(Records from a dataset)
** start **

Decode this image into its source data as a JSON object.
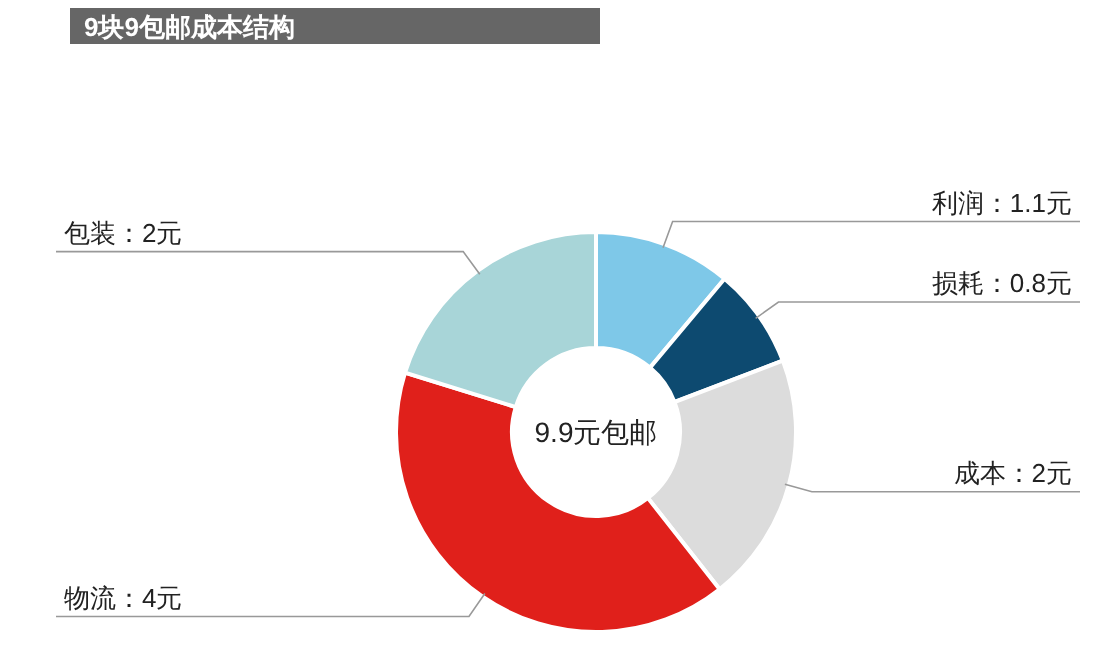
{
  "chart_data": {
    "type": "donut",
    "title": "9块9包邮成本结构",
    "categories": [
      "利润",
      "损耗",
      "成本",
      "物流",
      "包装"
    ],
    "values": [
      1.1,
      0.8,
      2,
      4,
      2
    ],
    "value_labels": [
      "：1.1元",
      "：0.8元",
      "：2元",
      "：4元",
      "：2元"
    ],
    "colors": [
      "#7ec8e8",
      "#0d4a70",
      "#dcdcdc",
      "#e0201b",
      "#a8d5d8"
    ],
    "annotations": [
      "9.9元包邮"
    ]
  }
}
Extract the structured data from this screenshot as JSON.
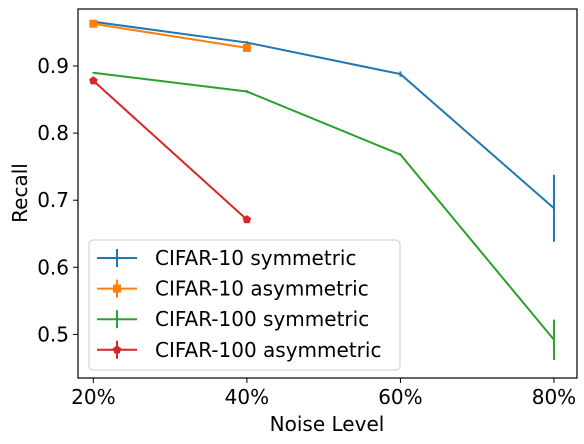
{
  "chart_data": {
    "type": "line",
    "title": "",
    "xlabel": "Noise Level",
    "ylabel": "Recall",
    "categories": [
      "20%",
      "40%",
      "60%",
      "80%"
    ],
    "x": [
      20,
      40,
      60,
      80
    ],
    "xlim": [
      18,
      83
    ],
    "ylim": [
      0.435,
      0.985
    ],
    "yticks": [
      0.5,
      0.6,
      0.7,
      0.8,
      0.9
    ],
    "grid": false,
    "legend_position": "lower-left",
    "series": [
      {
        "name": "CIFAR-10 symmetric",
        "color": "#1f77b4",
        "marker": "none",
        "x": [
          20,
          40,
          60,
          80
        ],
        "values": [
          0.966,
          0.935,
          0.888,
          0.688
        ],
        "errors": [
          0.002,
          0.002,
          0.004,
          0.05
        ]
      },
      {
        "name": "CIFAR-10 asymmetric",
        "color": "#ff7f0e",
        "marker": "square",
        "x": [
          20,
          40
        ],
        "values": [
          0.963,
          0.927
        ],
        "errors": [
          0.002,
          0.002
        ]
      },
      {
        "name": "CIFAR-100 symmetric",
        "color": "#2ca02c",
        "marker": "none",
        "x": [
          20,
          40,
          60,
          80
        ],
        "values": [
          0.89,
          0.862,
          0.768,
          0.492
        ],
        "errors": [
          0.001,
          0.002,
          0.002,
          0.03
        ]
      },
      {
        "name": "CIFAR-100 asymmetric",
        "color": "#d62728",
        "marker": "pentagon",
        "x": [
          20,
          40
        ],
        "values": [
          0.878,
          0.671
        ],
        "errors": [
          0.002,
          0.002
        ]
      }
    ]
  }
}
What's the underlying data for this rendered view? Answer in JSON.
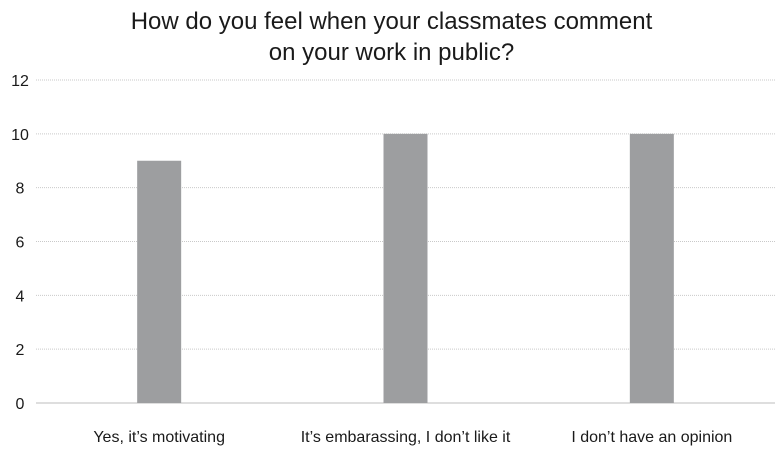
{
  "chart_data": {
    "type": "bar",
    "title_lines": [
      "How do you feel when your classmates comment",
      "on your work in public?"
    ],
    "categories": [
      "Yes, it’s motivating",
      "It’s embarassing, I don’t like it",
      "I don’t have an opinion"
    ],
    "values": [
      9,
      10,
      10
    ],
    "ylim": [
      0,
      12
    ],
    "yticks": [
      "0",
      "2",
      "4",
      "6",
      "8",
      "10",
      "12"
    ],
    "grid": true,
    "legend": "none",
    "colors": {
      "bar": "#9d9ea0",
      "grid": "#c9c9c9",
      "axis": "#bdbdbd",
      "text": "#1a1a1a"
    }
  }
}
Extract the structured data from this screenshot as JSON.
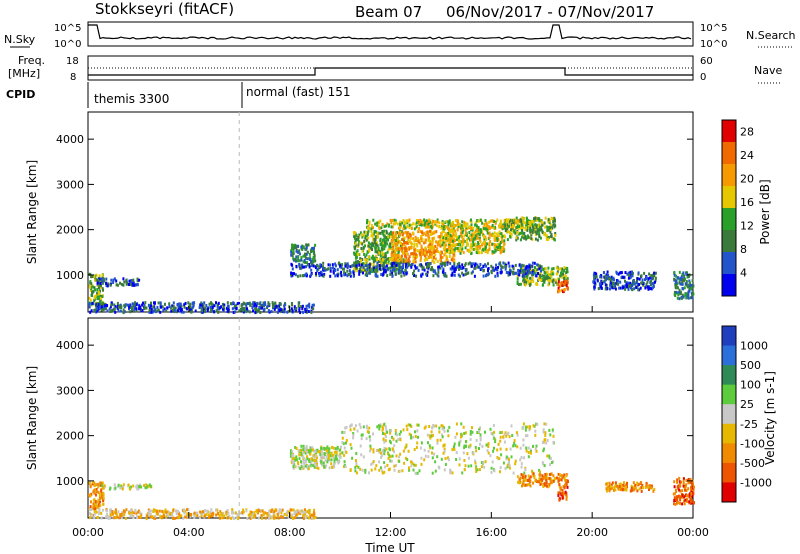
{
  "header": {
    "title": "Stokkseyri (fitACF)",
    "beam": "Beam 07",
    "date_range": "06/Nov/2017 - 07/Nov/2017"
  },
  "labels": {
    "nsky": "N.Sky",
    "nsearch": "N.Search",
    "freq_line1": "Freq.",
    "freq_line2": "[MHz]",
    "nave": "Nave",
    "cpid": "CPID",
    "cpid_mode_1": "themis 3300",
    "cpid_mode_2": "normal (fast) 151"
  },
  "noise_panel": {
    "ticks": [
      "10^5",
      "10^0"
    ]
  },
  "freq_panel": {
    "left_ticks": [
      "18",
      "8"
    ],
    "right_ticks": [
      "60",
      "0"
    ]
  },
  "colors": {
    "power_scale": [
      "#0000ee",
      "#2255cc",
      "#3a7a3a",
      "#2aa02a",
      "#e6c800",
      "#f59a00",
      "#f06a00",
      "#e00000"
    ],
    "velocity_scale": [
      "#1f3fbf",
      "#2b6fdb",
      "#2e8b57",
      "#5ccc3c",
      "#c8c8c8",
      "#e6b800",
      "#f08a00",
      "#ee5500",
      "#e00000"
    ]
  },
  "chart_data": [
    {
      "type": "heatmap",
      "name": "power",
      "xlabel": "Time UT",
      "ylabel": "Slant Range [km]",
      "x_ticks": [
        "00:00",
        "04:00",
        "08:00",
        "12:00",
        "16:00",
        "20:00",
        "00:00"
      ],
      "x_range_hours": [
        0,
        24
      ],
      "y_ticks": [
        1000,
        2000,
        3000,
        4000
      ],
      "ylim": [
        180,
        4600
      ],
      "colorbar": {
        "label": "Power [dB]",
        "ticks": [
          4,
          8,
          12,
          16,
          20,
          24,
          28
        ],
        "range": [
          0,
          30
        ]
      },
      "patches": [
        {
          "t0": 0.0,
          "t1": 0.6,
          "r0": 350,
          "r1": 1050,
          "level": 3
        },
        {
          "t0": 0.3,
          "t1": 2.0,
          "r0": 780,
          "r1": 950,
          "level": 1
        },
        {
          "t0": 0.0,
          "t1": 9.0,
          "r0": 200,
          "r1": 420,
          "level": 1
        },
        {
          "t0": 8.0,
          "t1": 9.0,
          "r0": 1300,
          "r1": 1700,
          "level": 2
        },
        {
          "t0": 10.5,
          "t1": 12.5,
          "r0": 1100,
          "r1": 2000,
          "level": 3
        },
        {
          "t0": 12.0,
          "t1": 14.5,
          "r0": 1300,
          "r1": 2000,
          "level": 5
        },
        {
          "t0": 14.0,
          "t1": 16.5,
          "r0": 1500,
          "r1": 2100,
          "level": 4
        },
        {
          "t0": 11.0,
          "t1": 18.0,
          "r0": 2050,
          "r1": 2250,
          "level": 4
        },
        {
          "t0": 16.5,
          "t1": 18.5,
          "r0": 1800,
          "r1": 2300,
          "level": 3
        },
        {
          "t0": 17.0,
          "t1": 19.0,
          "r0": 800,
          "r1": 1200,
          "level": 3
        },
        {
          "t0": 18.6,
          "t1": 19.0,
          "r0": 650,
          "r1": 900,
          "level": 6
        },
        {
          "t0": 8.0,
          "t1": 18.0,
          "r0": 1000,
          "r1": 1300,
          "level": 1
        },
        {
          "t0": 20.0,
          "t1": 22.5,
          "r0": 700,
          "r1": 1100,
          "level": 1
        },
        {
          "t0": 23.2,
          "t1": 24.0,
          "r0": 500,
          "r1": 1100,
          "level": 2
        }
      ]
    },
    {
      "type": "heatmap",
      "name": "velocity",
      "xlabel": "Time UT",
      "ylabel": "Slant Range [km]",
      "x_ticks": [
        "00:00",
        "04:00",
        "08:00",
        "12:00",
        "16:00",
        "20:00",
        "00:00"
      ],
      "x_range_hours": [
        0,
        24
      ],
      "y_ticks": [
        1000,
        2000,
        3000,
        4000
      ],
      "ylim": [
        180,
        4600
      ],
      "colorbar": {
        "label": "Velocity [m s-1]",
        "ticks": [
          1000,
          500,
          100,
          25,
          -25,
          -100,
          -500,
          -1000
        ]
      },
      "patches": [
        {
          "t0": 8.0,
          "t1": 10.0,
          "r0": 1300,
          "r1": 1800,
          "level": 4
        },
        {
          "t0": 10.0,
          "t1": 18.5,
          "r0": 1200,
          "r1": 2300,
          "level": 4
        },
        {
          "t0": 0.0,
          "t1": 0.6,
          "r0": 400,
          "r1": 1000,
          "level": 6
        },
        {
          "t0": 0.5,
          "t1": 2.5,
          "r0": 850,
          "r1": 950,
          "level": 4
        },
        {
          "t0": 0.0,
          "t1": 9.0,
          "r0": 200,
          "r1": 400,
          "level": 5
        },
        {
          "t0": 17.0,
          "t1": 19.0,
          "r0": 900,
          "r1": 1200,
          "level": 6
        },
        {
          "t0": 18.6,
          "t1": 19.0,
          "r0": 600,
          "r1": 900,
          "level": 7
        },
        {
          "t0": 20.5,
          "t1": 22.5,
          "r0": 800,
          "r1": 1000,
          "level": 6
        },
        {
          "t0": 23.2,
          "t1": 24.0,
          "r0": 500,
          "r1": 1100,
          "level": 7
        }
      ]
    }
  ]
}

** end **

Every line of the listing that holds "type" is to be counted; give only the resulting number.

5